■ STATED PROBLEM ■
Go through the material and tally the lines containing the string "text". Give the total alone.

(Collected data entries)
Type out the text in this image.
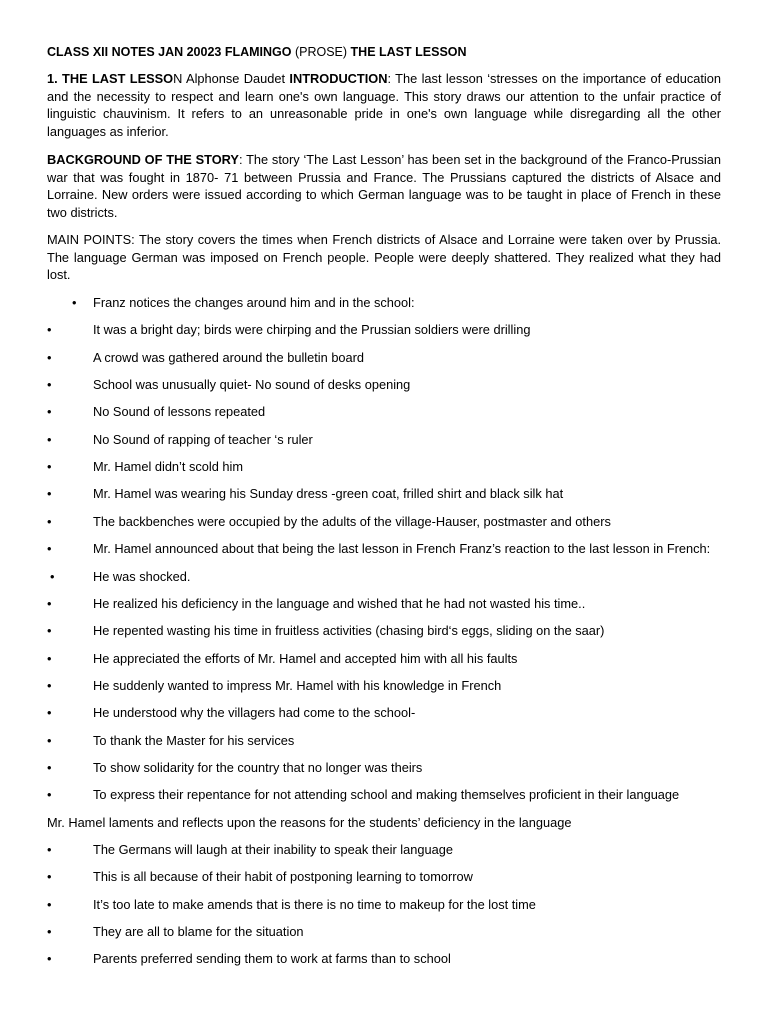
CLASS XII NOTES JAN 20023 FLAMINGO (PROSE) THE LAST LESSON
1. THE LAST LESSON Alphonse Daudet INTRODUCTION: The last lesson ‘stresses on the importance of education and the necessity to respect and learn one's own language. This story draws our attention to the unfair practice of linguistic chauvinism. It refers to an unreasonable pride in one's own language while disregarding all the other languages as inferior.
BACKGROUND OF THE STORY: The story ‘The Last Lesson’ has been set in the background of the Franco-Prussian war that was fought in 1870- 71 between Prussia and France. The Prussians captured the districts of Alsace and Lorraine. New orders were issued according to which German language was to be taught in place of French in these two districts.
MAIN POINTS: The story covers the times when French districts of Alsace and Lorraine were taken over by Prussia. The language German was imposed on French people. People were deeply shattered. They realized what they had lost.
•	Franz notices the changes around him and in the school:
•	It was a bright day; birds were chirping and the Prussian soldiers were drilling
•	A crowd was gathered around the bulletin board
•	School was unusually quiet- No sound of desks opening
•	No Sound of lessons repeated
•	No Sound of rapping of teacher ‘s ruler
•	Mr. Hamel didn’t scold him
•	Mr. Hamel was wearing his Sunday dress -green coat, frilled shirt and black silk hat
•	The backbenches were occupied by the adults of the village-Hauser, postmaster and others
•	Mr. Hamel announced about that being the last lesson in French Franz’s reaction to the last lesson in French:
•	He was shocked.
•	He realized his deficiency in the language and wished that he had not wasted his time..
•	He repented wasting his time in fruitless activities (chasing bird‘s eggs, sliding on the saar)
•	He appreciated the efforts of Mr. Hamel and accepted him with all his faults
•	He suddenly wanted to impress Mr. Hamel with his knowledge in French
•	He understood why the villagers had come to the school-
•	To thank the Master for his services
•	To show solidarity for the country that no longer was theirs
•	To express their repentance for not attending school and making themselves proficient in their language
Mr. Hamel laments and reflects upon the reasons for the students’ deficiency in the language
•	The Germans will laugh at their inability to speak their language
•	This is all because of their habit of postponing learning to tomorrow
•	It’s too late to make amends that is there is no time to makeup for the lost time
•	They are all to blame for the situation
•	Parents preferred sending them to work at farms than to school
--
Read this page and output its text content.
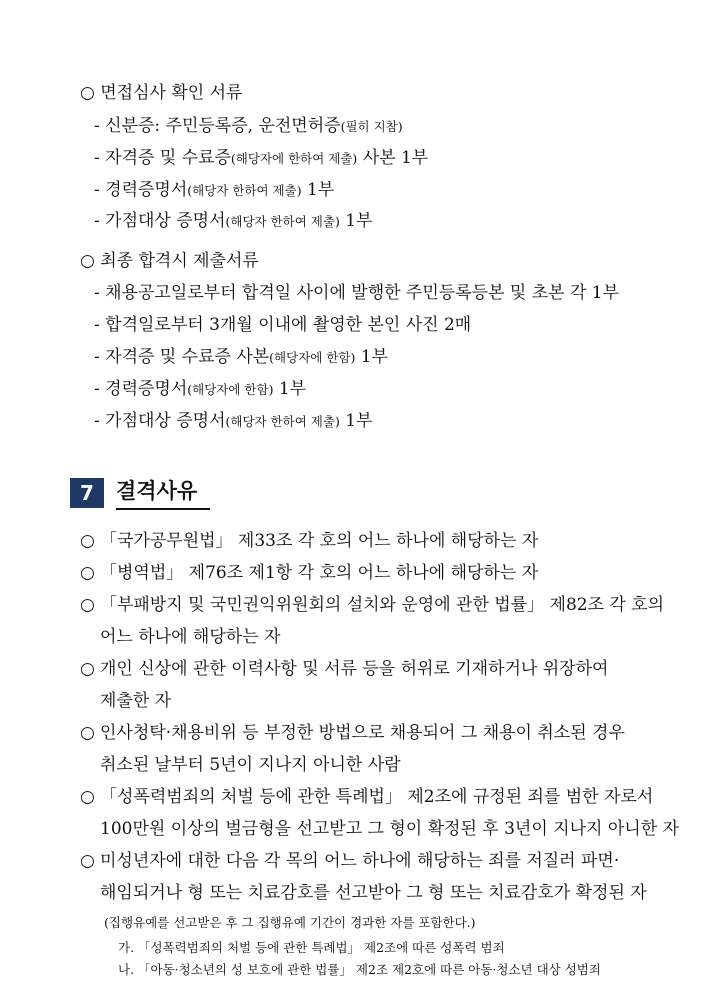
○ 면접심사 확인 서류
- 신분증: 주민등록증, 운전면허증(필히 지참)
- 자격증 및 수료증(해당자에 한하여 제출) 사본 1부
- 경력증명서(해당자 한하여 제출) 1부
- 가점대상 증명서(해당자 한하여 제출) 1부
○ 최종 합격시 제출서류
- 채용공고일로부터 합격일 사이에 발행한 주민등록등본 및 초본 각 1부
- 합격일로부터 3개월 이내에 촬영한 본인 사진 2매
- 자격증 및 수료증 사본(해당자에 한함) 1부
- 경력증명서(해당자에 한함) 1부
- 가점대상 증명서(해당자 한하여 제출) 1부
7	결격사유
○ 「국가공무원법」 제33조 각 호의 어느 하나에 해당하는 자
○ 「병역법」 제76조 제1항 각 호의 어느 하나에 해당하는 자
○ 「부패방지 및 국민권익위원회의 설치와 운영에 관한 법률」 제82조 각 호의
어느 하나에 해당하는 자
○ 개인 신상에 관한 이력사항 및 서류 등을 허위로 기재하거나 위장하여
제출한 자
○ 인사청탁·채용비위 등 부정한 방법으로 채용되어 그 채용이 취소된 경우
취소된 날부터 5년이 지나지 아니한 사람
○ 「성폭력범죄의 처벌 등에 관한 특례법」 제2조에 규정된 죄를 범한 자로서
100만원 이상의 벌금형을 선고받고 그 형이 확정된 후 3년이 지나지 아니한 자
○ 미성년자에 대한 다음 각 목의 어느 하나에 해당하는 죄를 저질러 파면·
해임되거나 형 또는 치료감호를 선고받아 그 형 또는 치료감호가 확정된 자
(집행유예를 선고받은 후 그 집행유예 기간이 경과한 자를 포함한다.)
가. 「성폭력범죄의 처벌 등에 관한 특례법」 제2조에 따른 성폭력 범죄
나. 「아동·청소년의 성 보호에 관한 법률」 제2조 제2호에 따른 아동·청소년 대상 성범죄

■ SOLUTION FOR THIS TASK ■
2